* _What this task involves_:
Search the records for "icon". Copy every line where it appears.

>> START

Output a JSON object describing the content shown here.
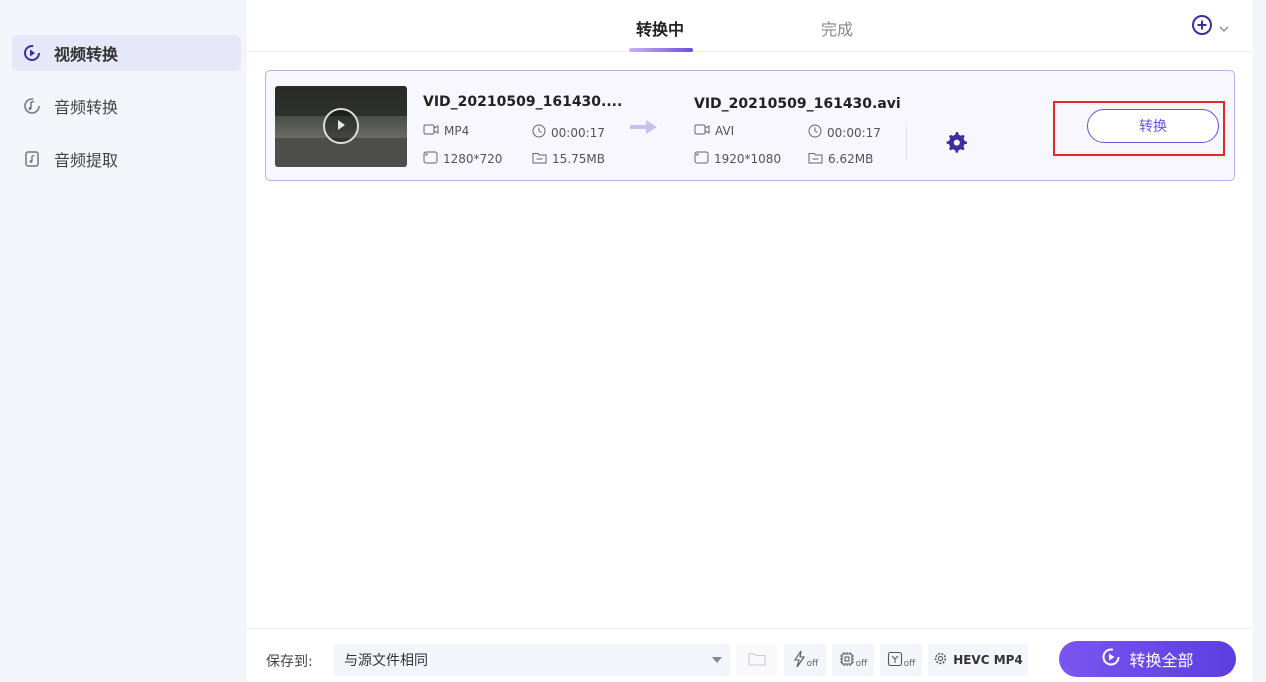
{
  "sidebar": {
    "items": [
      {
        "label": "视频转换",
        "icon": "video-convert-icon",
        "active": true
      },
      {
        "label": "音频转换",
        "icon": "audio-convert-icon",
        "active": false
      },
      {
        "label": "音频提取",
        "icon": "audio-extract-icon",
        "active": false
      }
    ]
  },
  "tabs": [
    {
      "label": "转换中",
      "active": true
    },
    {
      "label": "完成",
      "active": false
    }
  ],
  "header": {
    "add_icon": "plus-circle-icon",
    "dropdown_icon": "chevron-down-icon"
  },
  "file": {
    "source": {
      "name": "VID_20210509_161430....",
      "format": "MP4",
      "duration": "00:00:17",
      "resolution": "1280*720",
      "size": "15.75MB"
    },
    "target": {
      "name": "VID_20210509_161430.avi",
      "format": "AVI",
      "duration": "00:00:17",
      "resolution": "1920*1080",
      "size": "6.62MB"
    },
    "convert_label": "转换"
  },
  "bottom": {
    "save_to_label": "保存到:",
    "save_to_value": "与源文件相同",
    "off_label": "off",
    "hevc_label": "HEVC MP4",
    "convert_all_label": "转换全部"
  },
  "colors": {
    "accent": "#6b4fe0",
    "highlight": "#e02a2a",
    "sidebar_active": "#e6e7f8"
  }
}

>> END

* _Reply to the exercise_:
        "icon": "video-convert-icon",
        "icon": "audio-convert-icon",
        "icon": "audio-extract-icon",
    "add_icon": "plus-circle-icon",
    "dropdown_icon": "chevron-down-icon"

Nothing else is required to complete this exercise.